>> begin

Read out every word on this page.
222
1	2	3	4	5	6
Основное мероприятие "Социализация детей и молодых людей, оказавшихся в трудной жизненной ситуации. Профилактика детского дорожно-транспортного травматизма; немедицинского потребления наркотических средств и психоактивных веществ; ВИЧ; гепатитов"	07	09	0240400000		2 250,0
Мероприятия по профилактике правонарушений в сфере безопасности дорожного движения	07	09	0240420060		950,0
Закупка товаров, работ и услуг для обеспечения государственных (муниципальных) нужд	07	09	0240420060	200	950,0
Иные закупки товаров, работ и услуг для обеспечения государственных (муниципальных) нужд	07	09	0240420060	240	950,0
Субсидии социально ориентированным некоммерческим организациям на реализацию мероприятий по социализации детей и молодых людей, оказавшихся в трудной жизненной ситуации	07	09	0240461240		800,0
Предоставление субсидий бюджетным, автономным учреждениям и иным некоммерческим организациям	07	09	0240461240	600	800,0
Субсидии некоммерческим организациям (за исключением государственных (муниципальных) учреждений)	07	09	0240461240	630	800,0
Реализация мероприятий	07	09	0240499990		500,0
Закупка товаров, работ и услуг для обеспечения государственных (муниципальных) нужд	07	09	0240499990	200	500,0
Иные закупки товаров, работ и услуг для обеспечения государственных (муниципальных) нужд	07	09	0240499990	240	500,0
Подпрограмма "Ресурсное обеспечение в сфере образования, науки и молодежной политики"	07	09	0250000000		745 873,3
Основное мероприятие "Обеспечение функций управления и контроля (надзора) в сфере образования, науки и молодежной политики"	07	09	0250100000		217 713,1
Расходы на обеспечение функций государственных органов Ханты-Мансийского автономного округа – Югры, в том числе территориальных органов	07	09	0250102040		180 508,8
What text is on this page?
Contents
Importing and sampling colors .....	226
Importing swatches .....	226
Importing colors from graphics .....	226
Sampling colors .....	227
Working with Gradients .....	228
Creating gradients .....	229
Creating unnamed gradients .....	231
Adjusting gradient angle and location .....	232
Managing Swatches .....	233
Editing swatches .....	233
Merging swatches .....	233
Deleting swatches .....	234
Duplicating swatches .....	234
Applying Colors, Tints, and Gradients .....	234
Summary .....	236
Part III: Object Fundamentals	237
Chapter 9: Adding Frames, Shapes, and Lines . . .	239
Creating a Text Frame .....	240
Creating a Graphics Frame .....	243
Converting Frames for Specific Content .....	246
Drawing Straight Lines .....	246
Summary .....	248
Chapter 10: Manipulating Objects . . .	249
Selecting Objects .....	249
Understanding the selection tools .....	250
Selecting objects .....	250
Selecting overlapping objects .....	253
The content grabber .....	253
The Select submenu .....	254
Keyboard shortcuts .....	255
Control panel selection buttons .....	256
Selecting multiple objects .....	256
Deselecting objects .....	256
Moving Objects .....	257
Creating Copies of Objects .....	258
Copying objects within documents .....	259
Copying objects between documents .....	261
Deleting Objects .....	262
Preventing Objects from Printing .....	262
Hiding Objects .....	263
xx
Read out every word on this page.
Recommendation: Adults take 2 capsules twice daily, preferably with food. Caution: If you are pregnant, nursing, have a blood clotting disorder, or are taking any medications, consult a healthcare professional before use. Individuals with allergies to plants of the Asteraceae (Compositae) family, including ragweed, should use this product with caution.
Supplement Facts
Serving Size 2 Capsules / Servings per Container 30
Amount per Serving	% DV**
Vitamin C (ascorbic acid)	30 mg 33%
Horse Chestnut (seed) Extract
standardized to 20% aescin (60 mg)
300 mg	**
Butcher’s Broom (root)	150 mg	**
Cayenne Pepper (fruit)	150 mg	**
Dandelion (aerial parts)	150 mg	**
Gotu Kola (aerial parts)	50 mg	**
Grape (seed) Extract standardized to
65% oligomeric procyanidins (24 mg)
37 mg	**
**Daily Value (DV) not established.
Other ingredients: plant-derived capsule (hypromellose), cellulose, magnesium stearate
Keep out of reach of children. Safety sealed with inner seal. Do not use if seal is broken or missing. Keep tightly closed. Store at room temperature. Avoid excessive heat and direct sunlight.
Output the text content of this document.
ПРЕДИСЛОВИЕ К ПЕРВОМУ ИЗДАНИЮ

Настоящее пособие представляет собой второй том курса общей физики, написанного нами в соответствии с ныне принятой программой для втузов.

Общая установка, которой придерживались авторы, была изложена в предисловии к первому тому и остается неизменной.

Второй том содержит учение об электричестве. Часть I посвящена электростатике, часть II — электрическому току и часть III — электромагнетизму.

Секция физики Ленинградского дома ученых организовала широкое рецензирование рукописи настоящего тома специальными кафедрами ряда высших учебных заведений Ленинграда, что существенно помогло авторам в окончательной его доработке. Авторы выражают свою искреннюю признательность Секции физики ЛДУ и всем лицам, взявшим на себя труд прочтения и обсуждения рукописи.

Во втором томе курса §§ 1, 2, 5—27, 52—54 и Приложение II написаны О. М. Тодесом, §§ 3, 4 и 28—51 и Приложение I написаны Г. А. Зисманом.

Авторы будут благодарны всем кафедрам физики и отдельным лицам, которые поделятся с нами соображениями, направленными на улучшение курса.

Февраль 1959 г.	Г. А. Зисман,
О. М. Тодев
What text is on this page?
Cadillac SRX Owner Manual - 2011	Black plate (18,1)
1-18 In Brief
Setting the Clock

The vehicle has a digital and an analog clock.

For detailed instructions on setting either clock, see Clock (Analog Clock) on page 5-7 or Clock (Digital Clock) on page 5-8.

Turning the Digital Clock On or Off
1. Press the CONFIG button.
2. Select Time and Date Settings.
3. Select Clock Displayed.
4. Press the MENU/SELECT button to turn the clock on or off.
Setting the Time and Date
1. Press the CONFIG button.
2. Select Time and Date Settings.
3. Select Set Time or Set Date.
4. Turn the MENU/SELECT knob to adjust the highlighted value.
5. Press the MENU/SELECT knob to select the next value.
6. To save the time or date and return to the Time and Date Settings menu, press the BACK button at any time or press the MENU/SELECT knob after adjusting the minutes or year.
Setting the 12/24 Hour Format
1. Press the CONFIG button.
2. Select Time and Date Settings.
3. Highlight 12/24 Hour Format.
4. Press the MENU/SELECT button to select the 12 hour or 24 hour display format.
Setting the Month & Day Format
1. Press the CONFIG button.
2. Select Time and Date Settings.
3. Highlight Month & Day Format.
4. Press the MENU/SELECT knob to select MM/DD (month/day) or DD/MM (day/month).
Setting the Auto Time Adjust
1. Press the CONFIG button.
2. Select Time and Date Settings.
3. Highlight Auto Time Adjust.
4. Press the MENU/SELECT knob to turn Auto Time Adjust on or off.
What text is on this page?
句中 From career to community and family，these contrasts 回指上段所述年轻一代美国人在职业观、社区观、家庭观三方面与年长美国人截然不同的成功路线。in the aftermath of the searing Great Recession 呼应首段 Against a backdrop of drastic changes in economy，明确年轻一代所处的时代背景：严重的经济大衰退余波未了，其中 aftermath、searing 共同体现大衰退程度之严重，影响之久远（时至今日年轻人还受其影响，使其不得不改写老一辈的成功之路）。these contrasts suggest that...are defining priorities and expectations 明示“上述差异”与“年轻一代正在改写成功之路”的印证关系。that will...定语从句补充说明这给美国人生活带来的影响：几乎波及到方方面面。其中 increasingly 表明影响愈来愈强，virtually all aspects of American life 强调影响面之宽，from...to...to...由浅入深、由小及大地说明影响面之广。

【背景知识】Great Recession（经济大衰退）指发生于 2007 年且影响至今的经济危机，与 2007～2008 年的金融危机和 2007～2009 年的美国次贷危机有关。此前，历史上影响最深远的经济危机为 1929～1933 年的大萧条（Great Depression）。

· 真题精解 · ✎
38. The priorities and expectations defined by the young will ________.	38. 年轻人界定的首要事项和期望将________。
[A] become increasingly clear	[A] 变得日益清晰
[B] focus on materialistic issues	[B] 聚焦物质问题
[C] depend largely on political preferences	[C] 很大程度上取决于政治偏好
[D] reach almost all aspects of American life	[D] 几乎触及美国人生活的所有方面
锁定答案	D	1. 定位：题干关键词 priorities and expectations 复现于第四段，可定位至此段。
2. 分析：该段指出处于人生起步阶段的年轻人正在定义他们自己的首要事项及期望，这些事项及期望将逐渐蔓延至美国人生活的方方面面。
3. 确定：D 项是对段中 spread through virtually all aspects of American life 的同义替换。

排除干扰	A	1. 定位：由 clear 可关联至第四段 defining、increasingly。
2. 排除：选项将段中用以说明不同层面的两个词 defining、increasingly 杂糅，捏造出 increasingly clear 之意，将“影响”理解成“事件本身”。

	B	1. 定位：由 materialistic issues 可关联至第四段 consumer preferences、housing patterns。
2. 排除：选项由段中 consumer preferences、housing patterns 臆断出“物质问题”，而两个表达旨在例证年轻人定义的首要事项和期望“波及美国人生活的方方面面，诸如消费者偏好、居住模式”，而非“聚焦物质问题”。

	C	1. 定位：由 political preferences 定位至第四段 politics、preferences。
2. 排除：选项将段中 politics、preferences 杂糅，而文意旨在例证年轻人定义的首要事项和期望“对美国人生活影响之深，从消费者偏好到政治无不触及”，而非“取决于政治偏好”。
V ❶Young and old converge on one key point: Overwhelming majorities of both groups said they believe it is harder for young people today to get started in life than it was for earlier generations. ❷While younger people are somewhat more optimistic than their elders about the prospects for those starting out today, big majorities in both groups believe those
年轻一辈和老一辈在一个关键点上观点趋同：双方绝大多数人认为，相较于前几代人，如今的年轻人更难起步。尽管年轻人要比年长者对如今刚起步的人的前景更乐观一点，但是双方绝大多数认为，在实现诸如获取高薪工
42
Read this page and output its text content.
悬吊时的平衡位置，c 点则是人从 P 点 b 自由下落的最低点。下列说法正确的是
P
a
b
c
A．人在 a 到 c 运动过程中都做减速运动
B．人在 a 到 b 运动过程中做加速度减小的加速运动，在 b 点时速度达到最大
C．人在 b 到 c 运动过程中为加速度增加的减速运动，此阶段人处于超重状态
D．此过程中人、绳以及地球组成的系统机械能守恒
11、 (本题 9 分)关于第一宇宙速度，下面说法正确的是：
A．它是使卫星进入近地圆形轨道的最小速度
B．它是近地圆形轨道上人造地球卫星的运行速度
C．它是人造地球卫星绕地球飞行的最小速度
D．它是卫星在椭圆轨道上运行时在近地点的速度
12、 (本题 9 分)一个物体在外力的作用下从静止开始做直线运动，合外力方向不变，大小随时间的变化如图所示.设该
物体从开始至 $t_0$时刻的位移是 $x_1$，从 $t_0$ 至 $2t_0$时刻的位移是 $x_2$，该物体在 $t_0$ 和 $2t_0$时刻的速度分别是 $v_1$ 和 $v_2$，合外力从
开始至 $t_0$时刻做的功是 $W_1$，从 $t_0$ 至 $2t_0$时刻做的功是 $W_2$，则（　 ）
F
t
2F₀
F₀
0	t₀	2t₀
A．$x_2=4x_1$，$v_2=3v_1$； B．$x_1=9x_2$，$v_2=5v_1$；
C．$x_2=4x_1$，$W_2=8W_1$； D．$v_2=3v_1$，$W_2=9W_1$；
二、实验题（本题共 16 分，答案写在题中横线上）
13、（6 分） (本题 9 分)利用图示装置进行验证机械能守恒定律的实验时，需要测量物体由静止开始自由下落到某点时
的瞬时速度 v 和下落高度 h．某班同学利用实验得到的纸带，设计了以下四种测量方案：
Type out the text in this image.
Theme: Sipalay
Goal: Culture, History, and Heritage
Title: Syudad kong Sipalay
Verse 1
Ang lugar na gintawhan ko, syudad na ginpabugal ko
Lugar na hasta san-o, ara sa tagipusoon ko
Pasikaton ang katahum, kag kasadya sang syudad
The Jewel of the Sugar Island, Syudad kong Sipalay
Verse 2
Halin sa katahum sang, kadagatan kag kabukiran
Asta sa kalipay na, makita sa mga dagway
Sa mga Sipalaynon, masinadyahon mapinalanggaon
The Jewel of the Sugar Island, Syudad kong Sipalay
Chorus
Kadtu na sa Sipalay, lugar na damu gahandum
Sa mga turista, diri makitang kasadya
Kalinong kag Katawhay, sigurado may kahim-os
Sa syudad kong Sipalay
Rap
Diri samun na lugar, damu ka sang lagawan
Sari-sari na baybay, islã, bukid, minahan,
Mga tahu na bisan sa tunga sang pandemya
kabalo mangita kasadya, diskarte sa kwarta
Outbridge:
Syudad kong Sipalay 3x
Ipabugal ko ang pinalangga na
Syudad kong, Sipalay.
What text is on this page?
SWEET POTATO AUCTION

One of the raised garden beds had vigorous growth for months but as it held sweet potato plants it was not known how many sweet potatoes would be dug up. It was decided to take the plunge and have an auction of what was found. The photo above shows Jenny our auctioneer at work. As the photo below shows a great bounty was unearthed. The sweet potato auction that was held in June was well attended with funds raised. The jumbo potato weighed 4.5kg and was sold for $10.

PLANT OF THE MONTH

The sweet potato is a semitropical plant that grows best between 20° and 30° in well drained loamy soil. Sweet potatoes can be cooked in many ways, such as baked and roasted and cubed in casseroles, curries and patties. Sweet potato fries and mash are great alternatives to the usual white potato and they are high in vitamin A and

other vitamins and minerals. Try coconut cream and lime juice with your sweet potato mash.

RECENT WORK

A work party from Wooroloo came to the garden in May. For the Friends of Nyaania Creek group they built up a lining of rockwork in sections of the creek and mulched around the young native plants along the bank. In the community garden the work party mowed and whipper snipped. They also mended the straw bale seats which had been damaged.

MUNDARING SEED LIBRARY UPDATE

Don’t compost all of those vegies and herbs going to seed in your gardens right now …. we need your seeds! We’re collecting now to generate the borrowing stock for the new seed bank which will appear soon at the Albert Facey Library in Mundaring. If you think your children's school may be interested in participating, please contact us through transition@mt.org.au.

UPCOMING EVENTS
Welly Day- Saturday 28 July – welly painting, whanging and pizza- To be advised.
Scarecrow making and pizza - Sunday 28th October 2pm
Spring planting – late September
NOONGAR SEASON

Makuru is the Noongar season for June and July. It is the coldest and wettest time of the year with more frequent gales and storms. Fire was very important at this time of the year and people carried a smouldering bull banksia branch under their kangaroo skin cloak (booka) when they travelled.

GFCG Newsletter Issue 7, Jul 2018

>> end

Pick out the lines containing the string "трудной".

◆ TASK RESULT:
Основное мероприятие "Социализация детей и молодых людей, оказавшихся в трудной жизненной ситуации. Профилактика детского дорожно-транспортного травматизма; немедицинского потребления наркотических средств и психоактивных веществ; ВИЧ; гепатитов"	07	09	0240400000		2 250,0
Субсидии социально ориентированным некоммерческим организациям на реализацию мероприятий по социализации детей и молодых людей, оказавшихся в трудной жизненной ситуации	07	09	0240461240		800,0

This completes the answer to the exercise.